(Rows from a dataset)
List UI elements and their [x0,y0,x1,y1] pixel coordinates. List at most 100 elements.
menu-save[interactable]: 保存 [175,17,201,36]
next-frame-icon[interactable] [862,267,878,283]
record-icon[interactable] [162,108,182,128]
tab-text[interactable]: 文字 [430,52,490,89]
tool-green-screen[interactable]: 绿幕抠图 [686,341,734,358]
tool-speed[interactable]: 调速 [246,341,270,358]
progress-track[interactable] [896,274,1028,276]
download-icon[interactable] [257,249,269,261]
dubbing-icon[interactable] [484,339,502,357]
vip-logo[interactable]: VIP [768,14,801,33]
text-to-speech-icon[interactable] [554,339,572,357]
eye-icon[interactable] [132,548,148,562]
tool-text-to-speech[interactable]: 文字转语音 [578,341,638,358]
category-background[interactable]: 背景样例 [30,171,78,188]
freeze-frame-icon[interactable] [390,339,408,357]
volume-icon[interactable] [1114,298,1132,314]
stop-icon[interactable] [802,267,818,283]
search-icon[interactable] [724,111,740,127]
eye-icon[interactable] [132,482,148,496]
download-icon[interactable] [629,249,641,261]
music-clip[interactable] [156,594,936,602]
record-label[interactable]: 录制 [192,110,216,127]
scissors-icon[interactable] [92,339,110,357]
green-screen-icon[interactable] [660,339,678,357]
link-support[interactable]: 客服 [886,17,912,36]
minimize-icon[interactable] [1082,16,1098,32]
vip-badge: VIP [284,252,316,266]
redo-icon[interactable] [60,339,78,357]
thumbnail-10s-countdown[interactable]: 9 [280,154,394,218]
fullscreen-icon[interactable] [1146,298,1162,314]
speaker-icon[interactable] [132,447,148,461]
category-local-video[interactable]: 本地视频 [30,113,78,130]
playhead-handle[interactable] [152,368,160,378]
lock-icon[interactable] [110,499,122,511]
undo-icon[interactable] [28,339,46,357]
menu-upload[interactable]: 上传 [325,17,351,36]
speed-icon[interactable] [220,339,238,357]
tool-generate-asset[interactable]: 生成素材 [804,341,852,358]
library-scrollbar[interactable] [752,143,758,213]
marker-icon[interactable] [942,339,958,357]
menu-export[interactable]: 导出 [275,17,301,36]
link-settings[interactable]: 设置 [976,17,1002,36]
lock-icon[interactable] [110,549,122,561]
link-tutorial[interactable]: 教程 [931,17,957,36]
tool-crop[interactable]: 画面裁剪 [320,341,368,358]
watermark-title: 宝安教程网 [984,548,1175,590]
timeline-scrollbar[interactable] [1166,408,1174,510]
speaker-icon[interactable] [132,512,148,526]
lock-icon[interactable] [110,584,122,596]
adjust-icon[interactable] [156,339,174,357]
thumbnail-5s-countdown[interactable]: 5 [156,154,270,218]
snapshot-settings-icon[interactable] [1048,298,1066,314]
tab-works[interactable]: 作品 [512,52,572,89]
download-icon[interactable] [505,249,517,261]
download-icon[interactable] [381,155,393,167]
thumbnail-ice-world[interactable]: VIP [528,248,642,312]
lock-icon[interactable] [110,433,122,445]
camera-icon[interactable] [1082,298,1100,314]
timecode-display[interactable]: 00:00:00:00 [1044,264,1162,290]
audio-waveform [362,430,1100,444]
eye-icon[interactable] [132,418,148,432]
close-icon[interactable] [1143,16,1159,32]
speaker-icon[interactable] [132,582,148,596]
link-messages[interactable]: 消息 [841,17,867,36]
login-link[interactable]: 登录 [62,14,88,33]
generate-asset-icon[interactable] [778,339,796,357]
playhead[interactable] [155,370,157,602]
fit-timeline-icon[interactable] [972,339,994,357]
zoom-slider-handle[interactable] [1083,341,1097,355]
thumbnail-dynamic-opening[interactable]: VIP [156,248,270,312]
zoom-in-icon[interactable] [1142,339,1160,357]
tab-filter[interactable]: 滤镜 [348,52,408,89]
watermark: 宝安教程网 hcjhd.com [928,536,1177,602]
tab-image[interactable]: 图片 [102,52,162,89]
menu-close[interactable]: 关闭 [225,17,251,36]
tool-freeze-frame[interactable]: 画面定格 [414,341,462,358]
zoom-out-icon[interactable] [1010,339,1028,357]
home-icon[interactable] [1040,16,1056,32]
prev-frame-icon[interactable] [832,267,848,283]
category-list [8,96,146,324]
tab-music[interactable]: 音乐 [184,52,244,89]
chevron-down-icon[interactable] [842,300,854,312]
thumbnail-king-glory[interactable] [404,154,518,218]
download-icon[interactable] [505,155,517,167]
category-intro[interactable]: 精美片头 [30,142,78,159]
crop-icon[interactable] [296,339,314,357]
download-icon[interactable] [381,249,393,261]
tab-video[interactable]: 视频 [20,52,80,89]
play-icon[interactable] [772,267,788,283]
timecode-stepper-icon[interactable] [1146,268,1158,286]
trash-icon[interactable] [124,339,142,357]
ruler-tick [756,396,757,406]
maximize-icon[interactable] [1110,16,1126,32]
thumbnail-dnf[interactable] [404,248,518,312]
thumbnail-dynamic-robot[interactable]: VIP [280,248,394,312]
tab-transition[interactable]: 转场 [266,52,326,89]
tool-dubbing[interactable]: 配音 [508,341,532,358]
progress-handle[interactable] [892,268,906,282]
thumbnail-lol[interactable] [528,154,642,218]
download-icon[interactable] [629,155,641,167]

• **WHAT THE TASK REQUIRES**
Reproduce every row above verbatim, one per line, without changing any character.

• **RESPONSE FOR THIS EXERCISE**
List UI elements and their [x0,y0,x1,y1] pixel coordinates. List at most 100 elements.
menu-save[interactable]: 保存 [175,17,201,36]
next-frame-icon[interactable] [862,267,878,283]
record-icon[interactable] [162,108,182,128]
tab-text[interactable]: 文字 [430,52,490,89]
tool-green-screen[interactable]: 绿幕抠图 [686,341,734,358]
tool-speed[interactable]: 调速 [246,341,270,358]
progress-track[interactable] [896,274,1028,276]
download-icon[interactable] [257,249,269,261]
dubbing-icon[interactable] [484,339,502,357]
vip-logo[interactable]: VIP [768,14,801,33]
text-to-speech-icon[interactable] [554,339,572,357]
eye-icon[interactable] [132,548,148,562]
tool-text-to-speech[interactable]: 文字转语音 [578,341,638,358]
category-background[interactable]: 背景样例 [30,171,78,188]
freeze-frame-icon[interactable] [390,339,408,357]
volume-icon[interactable] [1114,298,1132,314]
stop-icon[interactable] [802,267,818,283]
search-icon[interactable] [724,111,740,127]
eye-icon[interactable] [132,482,148,496]
download-icon[interactable] [629,249,641,261]
music-clip[interactable] [156,594,936,602]
record-label[interactable]: 录制 [192,110,216,127]
scissors-icon[interactable] [92,339,110,357]
green-screen-icon[interactable] [660,339,678,357]
link-support[interactable]: 客服 [886,17,912,36]
minimize-icon[interactable] [1082,16,1098,32]
vip-badge: VIP [284,252,316,266]
redo-icon[interactable] [60,339,78,357]
thumbnail-10s-countdown[interactable]: 9 [280,154,394,218]
fullscreen-icon[interactable] [1146,298,1162,314]
speaker-icon[interactable] [132,447,148,461]
category-local-video[interactable]: 本地视频 [30,113,78,130]
playhead-handle[interactable] [152,368,160,378]
lock-icon[interactable] [110,499,122,511]
undo-icon[interactable] [28,339,46,357]
menu-upload[interactable]: 上传 [325,17,351,36]
speed-icon[interactable] [220,339,238,357]
tool-generate-asset[interactable]: 生成素材 [804,341,852,358]
library-scrollbar[interactable] [752,143,758,213]
marker-icon[interactable] [942,339,958,357]
menu-export[interactable]: 导出 [275,17,301,36]
link-settings[interactable]: 设置 [976,17,1002,36]
lock-icon[interactable] [110,549,122,561]
link-tutorial[interactable]: 教程 [931,17,957,36]
tool-crop[interactable]: 画面裁剪 [320,341,368,358]
watermark-title: 宝安教程网 [984,548,1175,590]
timeline-scrollbar[interactable] [1166,408,1174,510]
speaker-icon[interactable] [132,512,148,526]
lock-icon[interactable] [110,584,122,596]
adjust-icon[interactable] [156,339,174,357]
thumbnail-5s-countdown[interactable]: 5 [156,154,270,218]
snapshot-settings-icon[interactable] [1048,298,1066,314]
tab-works[interactable]: 作品 [512,52,572,89]
download-icon[interactable] [505,249,517,261]
download-icon[interactable] [381,155,393,167]
thumbnail-ice-world[interactable]: VIP [528,248,642,312]
lock-icon[interactable] [110,433,122,445]
camera-icon[interactable] [1082,298,1100,314]
timecode-display[interactable]: 00:00:00:00 [1044,264,1162,290]
audio-waveform [362,430,1100,444]
eye-icon[interactable] [132,418,148,432]
close-icon[interactable] [1143,16,1159,32]
speaker-icon[interactable] [132,582,148,596]
link-messages[interactable]: 消息 [841,17,867,36]
login-link[interactable]: 登录 [62,14,88,33]
generate-asset-icon[interactable] [778,339,796,357]
playhead[interactable] [155,370,157,602]
fit-timeline-icon[interactable] [972,339,994,357]
zoom-slider-handle[interactable] [1083,341,1097,355]
thumbnail-dynamic-opening[interactable]: VIP [156,248,270,312]
zoom-in-icon[interactable] [1142,339,1160,357]
tab-filter[interactable]: 滤镜 [348,52,408,89]
watermark: 宝安教程网 hcjhd.com [928,536,1177,602]
tab-image[interactable]: 图片 [102,52,162,89]
menu-close[interactable]: 关闭 [225,17,251,36]
tool-freeze-frame[interactable]: 画面定格 [414,341,462,358]
zoom-out-icon[interactable] [1010,339,1028,357]
home-icon[interactable] [1040,16,1056,32]
prev-frame-icon[interactable] [832,267,848,283]
category-list [8,96,146,324]
tab-music[interactable]: 音乐 [184,52,244,89]
chevron-down-icon[interactable] [842,300,854,312]
thumbnail-king-glory[interactable] [404,154,518,218]
download-icon[interactable] [505,155,517,167]
category-intro[interactable]: 精美片头 [30,142,78,159]
crop-icon[interactable] [296,339,314,357]
download-icon[interactable] [381,249,393,261]
tab-video[interactable]: 视频 [20,52,80,89]
play-icon[interactable] [772,267,788,283]
timecode-stepper-icon[interactable] [1146,268,1158,286]
trash-icon[interactable] [124,339,142,357]
ruler-tick [756,396,757,406]
maximize-icon[interactable] [1110,16,1126,32]
thumbnail-dnf[interactable] [404,248,518,312]
thumbnail-dynamic-robot[interactable]: VIP [280,248,394,312]
tab-transition[interactable]: 转场 [266,52,326,89]
tool-dubbing[interactable]: 配音 [508,341,532,358]
progress-handle[interactable] [892,268,906,282]
thumbnail-lol[interactable] [528,154,642,218]
download-icon[interactable] [629,155,641,167]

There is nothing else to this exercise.